Source data
= = =

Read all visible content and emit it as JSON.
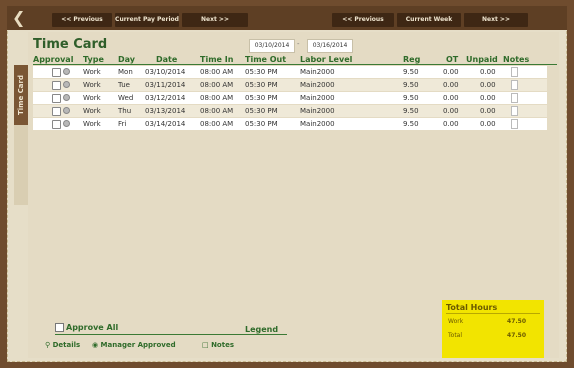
{
  "nav": {
    "pay_prev": "<< Previous",
    "pay_current": "Current Pay Period",
    "pay_next": "Next >>",
    "week_prev": "<< Previous",
    "week_current": "Current Week",
    "week_next": "Next >>"
  },
  "side_tab": "Time Card",
  "title": "Time Card",
  "date_from": "03/10/2014",
  "date_sep": "-",
  "date_to": "03/16/2014",
  "columns": [
    "Approval",
    "Type",
    "Day",
    "Date",
    "Time In",
    "Time Out",
    "Labor Level",
    "Reg",
    "OT",
    "Unpaid",
    "Notes"
  ],
  "rows": [
    {
      "type": "Work",
      "day": "Mon",
      "date": "03/10/2014",
      "time_in": "08:00 AM",
      "time_out": "05:30 PM",
      "labor": "Main2000",
      "reg": "9.50",
      "ot": "0.00",
      "unpaid": "0.00"
    },
    {
      "type": "Work",
      "day": "Tue",
      "date": "03/11/2014",
      "time_in": "08:00 AM",
      "time_out": "05:30 PM",
      "labor": "Main2000",
      "reg": "9.50",
      "ot": "0.00",
      "unpaid": "0.00"
    },
    {
      "type": "Work",
      "day": "Wed",
      "date": "03/12/2014",
      "time_in": "08:00 AM",
      "time_out": "05:30 PM",
      "labor": "Main2000",
      "reg": "9.50",
      "ot": "0.00",
      "unpaid": "0.00"
    },
    {
      "type": "Work",
      "day": "Thu",
      "date": "03/13/2014",
      "time_in": "08:00 AM",
      "time_out": "05:30 PM",
      "labor": "Main2000",
      "reg": "9.50",
      "ot": "0.00",
      "unpaid": "0.00"
    },
    {
      "type": "Work",
      "day": "Fri",
      "date": "03/14/2014",
      "time_in": "08:00 AM",
      "time_out": "05:30 PM",
      "labor": "Main2000",
      "reg": "9.50",
      "ot": "0.00",
      "unpaid": "0.00"
    }
  ],
  "footer": {
    "approve_all": "Approve All",
    "legend": "Legend",
    "details": "Details",
    "manager_approved": "Manager Approved",
    "notes": "Notes"
  },
  "totals": {
    "title": "Total Hours",
    "work_label": "Work",
    "work_value": "47.50",
    "total_label": "Total",
    "total_value": "47.50"
  },
  "colors": {
    "frame": "#6f4c2e",
    "accent_green": "#2f6b2a",
    "totals_bg": "#f2e400"
  }
}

= = =

Keep the pictures out of your copy, and repeat every entry above exactly.

◆ **WRITTEN RESPONSE**:
Read all visible content and emit it as JSON.
{
  "nav": {
    "pay_prev": "<< Previous",
    "pay_current": "Current Pay Period",
    "pay_next": "Next >>",
    "week_prev": "<< Previous",
    "week_current": "Current Week",
    "week_next": "Next >>"
  },
  "side_tab": "Time Card",
  "title": "Time Card",
  "date_from": "03/10/2014",
  "date_sep": "-",
  "date_to": "03/16/2014",
  "columns": [
    "Approval",
    "Type",
    "Day",
    "Date",
    "Time In",
    "Time Out",
    "Labor Level",
    "Reg",
    "OT",
    "Unpaid",
    "Notes"
  ],
  "rows": [
    {
      "type": "Work",
      "day": "Mon",
      "date": "03/10/2014",
      "time_in": "08:00 AM",
      "time_out": "05:30 PM",
      "labor": "Main2000",
      "reg": "9.50",
      "ot": "0.00",
      "unpaid": "0.00"
    },
    {
      "type": "Work",
      "day": "Tue",
      "date": "03/11/2014",
      "time_in": "08:00 AM",
      "time_out": "05:30 PM",
      "labor": "Main2000",
      "reg": "9.50",
      "ot": "0.00",
      "unpaid": "0.00"
    },
    {
      "type": "Work",
      "day": "Wed",
      "date": "03/12/2014",
      "time_in": "08:00 AM",
      "time_out": "05:30 PM",
      "labor": "Main2000",
      "reg": "9.50",
      "ot": "0.00",
      "unpaid": "0.00"
    },
    {
      "type": "Work",
      "day": "Thu",
      "date": "03/13/2014",
      "time_in": "08:00 AM",
      "time_out": "05:30 PM",
      "labor": "Main2000",
      "reg": "9.50",
      "ot": "0.00",
      "unpaid": "0.00"
    },
    {
      "type": "Work",
      "day": "Fri",
      "date": "03/14/2014",
      "time_in": "08:00 AM",
      "time_out": "05:30 PM",
      "labor": "Main2000",
      "reg": "9.50",
      "ot": "0.00",
      "unpaid": "0.00"
    }
  ],
  "footer": {
    "approve_all": "Approve All",
    "legend": "Legend",
    "details": "Details",
    "manager_approved": "Manager Approved",
    "notes": "Notes"
  },
  "totals": {
    "title": "Total Hours",
    "work_label": "Work",
    "work_value": "47.50",
    "total_label": "Total",
    "total_value": "47.50"
  },
  "colors": {
    "frame": "#6f4c2e",
    "accent_green": "#2f6b2a",
    "totals_bg": "#f2e400"
  }
}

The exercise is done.